*DATA LISTING*

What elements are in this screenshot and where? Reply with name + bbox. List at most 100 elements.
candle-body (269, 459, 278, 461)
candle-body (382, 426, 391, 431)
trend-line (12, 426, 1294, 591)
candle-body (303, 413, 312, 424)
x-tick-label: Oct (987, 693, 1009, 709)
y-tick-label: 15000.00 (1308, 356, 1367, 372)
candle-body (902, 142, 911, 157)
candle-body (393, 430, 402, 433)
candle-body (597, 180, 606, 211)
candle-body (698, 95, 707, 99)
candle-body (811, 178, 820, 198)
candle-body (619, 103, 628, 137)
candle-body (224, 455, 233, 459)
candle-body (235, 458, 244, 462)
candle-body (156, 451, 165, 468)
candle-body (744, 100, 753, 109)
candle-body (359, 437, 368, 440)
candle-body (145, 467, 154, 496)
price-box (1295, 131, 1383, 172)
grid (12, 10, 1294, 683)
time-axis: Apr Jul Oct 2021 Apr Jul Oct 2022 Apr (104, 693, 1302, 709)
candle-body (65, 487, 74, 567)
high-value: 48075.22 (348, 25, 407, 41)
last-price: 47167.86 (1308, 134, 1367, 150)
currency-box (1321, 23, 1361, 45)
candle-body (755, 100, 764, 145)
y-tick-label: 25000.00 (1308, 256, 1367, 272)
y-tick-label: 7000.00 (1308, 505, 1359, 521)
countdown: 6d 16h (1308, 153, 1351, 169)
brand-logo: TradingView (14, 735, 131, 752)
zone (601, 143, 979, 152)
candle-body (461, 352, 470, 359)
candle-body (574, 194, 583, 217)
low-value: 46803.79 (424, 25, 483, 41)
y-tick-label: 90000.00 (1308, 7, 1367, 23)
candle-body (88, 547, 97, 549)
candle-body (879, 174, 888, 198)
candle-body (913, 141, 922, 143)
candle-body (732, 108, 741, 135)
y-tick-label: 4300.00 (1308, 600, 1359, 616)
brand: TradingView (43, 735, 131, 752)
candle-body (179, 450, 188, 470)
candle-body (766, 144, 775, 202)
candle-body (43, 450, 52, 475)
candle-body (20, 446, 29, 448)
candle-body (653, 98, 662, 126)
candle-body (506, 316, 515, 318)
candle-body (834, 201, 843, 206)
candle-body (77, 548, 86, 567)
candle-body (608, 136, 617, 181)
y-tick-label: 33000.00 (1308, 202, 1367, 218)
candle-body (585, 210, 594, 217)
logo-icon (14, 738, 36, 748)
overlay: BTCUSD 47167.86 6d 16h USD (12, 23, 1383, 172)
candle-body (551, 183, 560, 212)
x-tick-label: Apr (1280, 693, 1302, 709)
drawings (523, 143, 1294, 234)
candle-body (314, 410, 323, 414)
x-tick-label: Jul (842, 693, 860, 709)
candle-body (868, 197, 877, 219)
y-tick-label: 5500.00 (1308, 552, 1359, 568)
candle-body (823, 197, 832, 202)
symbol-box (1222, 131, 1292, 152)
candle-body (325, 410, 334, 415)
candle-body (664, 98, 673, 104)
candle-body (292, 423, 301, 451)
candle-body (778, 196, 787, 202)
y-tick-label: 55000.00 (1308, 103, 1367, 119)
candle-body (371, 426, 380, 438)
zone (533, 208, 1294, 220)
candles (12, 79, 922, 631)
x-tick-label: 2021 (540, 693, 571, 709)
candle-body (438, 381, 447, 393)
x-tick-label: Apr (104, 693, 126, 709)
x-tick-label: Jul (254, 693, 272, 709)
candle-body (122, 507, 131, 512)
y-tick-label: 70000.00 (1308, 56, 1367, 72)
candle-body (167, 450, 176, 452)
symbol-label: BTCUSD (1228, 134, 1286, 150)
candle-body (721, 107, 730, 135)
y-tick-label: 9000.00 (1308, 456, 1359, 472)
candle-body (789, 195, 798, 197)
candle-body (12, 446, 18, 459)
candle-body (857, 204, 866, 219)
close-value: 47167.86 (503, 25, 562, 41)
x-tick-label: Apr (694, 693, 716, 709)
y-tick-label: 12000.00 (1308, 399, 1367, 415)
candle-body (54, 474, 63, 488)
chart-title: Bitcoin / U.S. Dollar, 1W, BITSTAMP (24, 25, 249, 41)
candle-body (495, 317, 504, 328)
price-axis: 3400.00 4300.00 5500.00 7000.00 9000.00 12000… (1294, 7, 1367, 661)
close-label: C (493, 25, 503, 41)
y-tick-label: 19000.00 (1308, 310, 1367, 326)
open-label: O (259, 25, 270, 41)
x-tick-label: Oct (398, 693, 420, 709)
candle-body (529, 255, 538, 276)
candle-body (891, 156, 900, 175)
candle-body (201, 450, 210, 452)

*WRITTEN EXERCISE*
Rewrite the items from the first line through the line with "overlay: BTCUSD 47167.86", swapping "y-tick-label" for "price-label" and keeping everything else the same.

*RESULT*
What elements are in this screenshot and where? Reply with name + bbox. List at most 100 elements.
candle-body (269, 459, 278, 461)
candle-body (382, 426, 391, 431)
trend-line (12, 426, 1294, 591)
candle-body (303, 413, 312, 424)
x-tick-label: Oct (987, 693, 1009, 709)
price-label: 15000.00 (1308, 356, 1367, 372)
candle-body (902, 142, 911, 157)
candle-body (393, 430, 402, 433)
candle-body (597, 180, 606, 211)
candle-body (698, 95, 707, 99)
candle-body (811, 178, 820, 198)
candle-body (619, 103, 628, 137)
candle-body (224, 455, 233, 459)
candle-body (235, 458, 244, 462)
candle-body (156, 451, 165, 468)
candle-body (744, 100, 753, 109)
candle-body (359, 437, 368, 440)
candle-body (145, 467, 154, 496)
price-box (1295, 131, 1383, 172)
grid (12, 10, 1294, 683)
time-axis: Apr Jul Oct 2021 Apr Jul Oct 2022 Apr (104, 693, 1302, 709)
candle-body (65, 487, 74, 567)
high-value: 48075.22 (348, 25, 407, 41)
last-price: 47167.86 (1308, 134, 1367, 150)
currency-box (1321, 23, 1361, 45)
candle-body (755, 100, 764, 145)
price-label: 25000.00 (1308, 256, 1367, 272)
price-label: 7000.00 (1308, 505, 1359, 521)
countdown: 6d 16h (1308, 153, 1351, 169)
brand-logo: TradingView (14, 735, 131, 752)
zone (601, 143, 979, 152)
candle-body (461, 352, 470, 359)
candle-body (574, 194, 583, 217)
low-value: 46803.79 (424, 25, 483, 41)
price-label: 90000.00 (1308, 7, 1367, 23)
candle-body (88, 547, 97, 549)
candle-body (879, 174, 888, 198)
candle-body (913, 141, 922, 143)
candle-body (732, 108, 741, 135)
price-label: 4300.00 (1308, 600, 1359, 616)
brand: TradingView (43, 735, 131, 752)
candle-body (179, 450, 188, 470)
candle-body (766, 144, 775, 202)
candle-body (43, 450, 52, 475)
candle-body (20, 446, 29, 448)
candle-body (653, 98, 662, 126)
candle-body (506, 316, 515, 318)
candle-body (834, 201, 843, 206)
candle-body (77, 548, 86, 567)
candle-body (608, 136, 617, 181)
price-label: 33000.00 (1308, 202, 1367, 218)
candle-body (585, 210, 594, 217)
logo-icon (14, 738, 36, 748)
overlay: BTCUSD 47167.86 6d 16h USD (12, 23, 1383, 172)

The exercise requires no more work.